Task goal: Leave out the images; return the rest of the data exactly.

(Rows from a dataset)
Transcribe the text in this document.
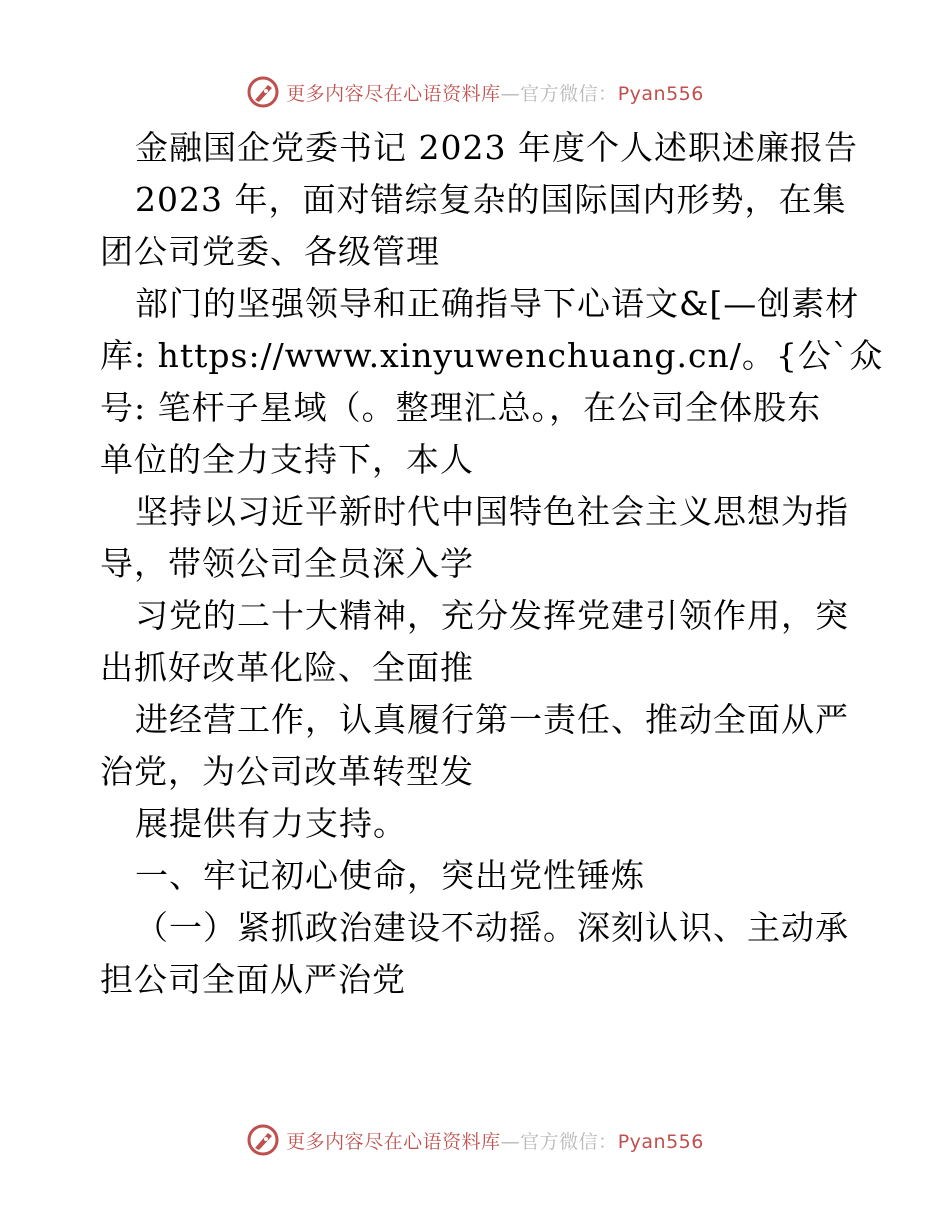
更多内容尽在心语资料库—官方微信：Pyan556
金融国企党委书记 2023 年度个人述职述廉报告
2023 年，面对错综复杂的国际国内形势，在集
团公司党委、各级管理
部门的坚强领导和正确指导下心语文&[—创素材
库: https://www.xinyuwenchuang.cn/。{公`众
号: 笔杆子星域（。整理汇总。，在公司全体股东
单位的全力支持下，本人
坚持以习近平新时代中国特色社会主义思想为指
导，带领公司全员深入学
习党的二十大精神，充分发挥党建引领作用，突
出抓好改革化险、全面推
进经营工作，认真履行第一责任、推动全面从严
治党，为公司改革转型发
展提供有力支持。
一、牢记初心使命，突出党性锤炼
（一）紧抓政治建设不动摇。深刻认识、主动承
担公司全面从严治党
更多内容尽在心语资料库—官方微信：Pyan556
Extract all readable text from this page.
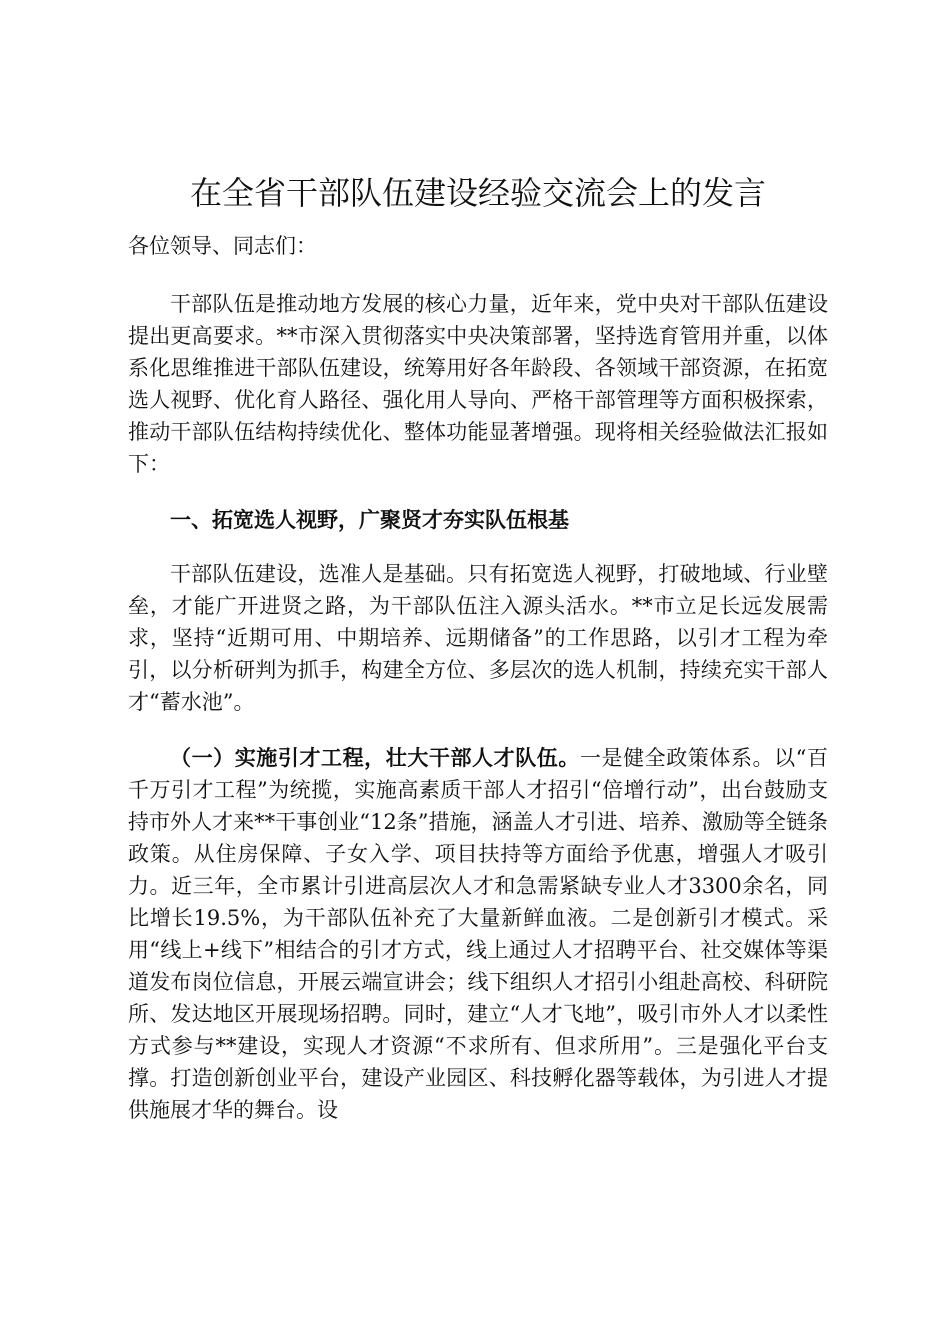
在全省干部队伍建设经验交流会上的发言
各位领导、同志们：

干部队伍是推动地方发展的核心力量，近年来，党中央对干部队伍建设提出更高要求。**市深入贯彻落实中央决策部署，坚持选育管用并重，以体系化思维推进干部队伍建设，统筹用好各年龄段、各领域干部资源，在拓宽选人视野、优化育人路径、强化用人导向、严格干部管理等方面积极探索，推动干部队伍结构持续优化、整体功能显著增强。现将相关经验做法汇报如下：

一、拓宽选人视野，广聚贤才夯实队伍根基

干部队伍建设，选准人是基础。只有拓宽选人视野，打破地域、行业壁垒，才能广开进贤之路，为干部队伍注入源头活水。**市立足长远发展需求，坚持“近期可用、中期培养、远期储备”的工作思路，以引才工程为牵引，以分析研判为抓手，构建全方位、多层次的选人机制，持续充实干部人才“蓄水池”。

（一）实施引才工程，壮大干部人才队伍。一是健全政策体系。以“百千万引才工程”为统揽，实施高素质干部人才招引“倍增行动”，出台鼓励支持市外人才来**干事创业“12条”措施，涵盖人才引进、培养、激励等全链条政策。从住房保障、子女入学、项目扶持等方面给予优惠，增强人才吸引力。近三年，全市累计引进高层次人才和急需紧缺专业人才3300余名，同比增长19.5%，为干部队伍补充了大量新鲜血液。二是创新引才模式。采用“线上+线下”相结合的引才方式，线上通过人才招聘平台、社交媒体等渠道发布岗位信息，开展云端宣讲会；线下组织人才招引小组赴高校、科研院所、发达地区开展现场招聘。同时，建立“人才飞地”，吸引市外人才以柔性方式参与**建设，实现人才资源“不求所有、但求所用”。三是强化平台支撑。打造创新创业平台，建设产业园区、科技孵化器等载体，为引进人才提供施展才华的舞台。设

Reply to the task:
Transcribe the text in this document.
更多内容尽在心语资料库—官方微信：Pyan556
金融国企党委书记 2023 年度个人述职述廉报告
2023 年，面对错综复杂的国际国内形势，在集
团公司党委、各级管理
部门的坚强领导和正确指导下心语文&[—创素材
库: https://www.xinyuwenchuang.cn/。{公`众
号: 笔杆子星域（。整理汇总。，在公司全体股东
单位的全力支持下，本人
坚持以习近平新时代中国特色社会主义思想为指
导，带领公司全员深入学
习党的二十大精神，充分发挥党建引领作用，突
出抓好改革化险、全面推
进经营工作，认真履行第一责任、推动全面从严
治党，为公司改革转型发
展提供有力支持。
一、牢记初心使命，突出党性锤炼
（一）紧抓政治建设不动摇。深刻认识、主动承
担公司全面从严治党
更多内容尽在心语资料库—官方微信：Pyan556
Extract all readable text from this page.
在全省干部队伍建设经验交流会上的发言
各位领导、同志们：

干部队伍是推动地方发展的核心力量，近年来，党中央对干部队伍建设提出更高要求。**市深入贯彻落实中央决策部署，坚持选育管用并重，以体系化思维推进干部队伍建设，统筹用好各年龄段、各领域干部资源，在拓宽选人视野、优化育人路径、强化用人导向、严格干部管理等方面积极探索，推动干部队伍结构持续优化、整体功能显著增强。现将相关经验做法汇报如下：

一、拓宽选人视野，广聚贤才夯实队伍根基

干部队伍建设，选准人是基础。只有拓宽选人视野，打破地域、行业壁垒，才能广开进贤之路，为干部队伍注入源头活水。**市立足长远发展需求，坚持“近期可用、中期培养、远期储备”的工作思路，以引才工程为牵引，以分析研判为抓手，构建全方位、多层次的选人机制，持续充实干部人才“蓄水池”。

（一）实施引才工程，壮大干部人才队伍。一是健全政策体系。以“百千万引才工程”为统揽，实施高素质干部人才招引“倍增行动”，出台鼓励支持市外人才来**干事创业“12条”措施，涵盖人才引进、培养、激励等全链条政策。从住房保障、子女入学、项目扶持等方面给予优惠，增强人才吸引力。近三年，全市累计引进高层次人才和急需紧缺专业人才3300余名，同比增长19.5%，为干部队伍补充了大量新鲜血液。二是创新引才模式。采用“线上+线下”相结合的引才方式，线上通过人才招聘平台、社交媒体等渠道发布岗位信息，开展云端宣讲会；线下组织人才招引小组赴高校、科研院所、发达地区开展现场招聘。同时，建立“人才飞地”，吸引市外人才以柔性方式参与**建设，实现人才资源“不求所有、但求所用”。三是强化平台支撑。打造创新创业平台，建设产业园区、科技孵化器等载体，为引进人才提供施展才华的舞台。设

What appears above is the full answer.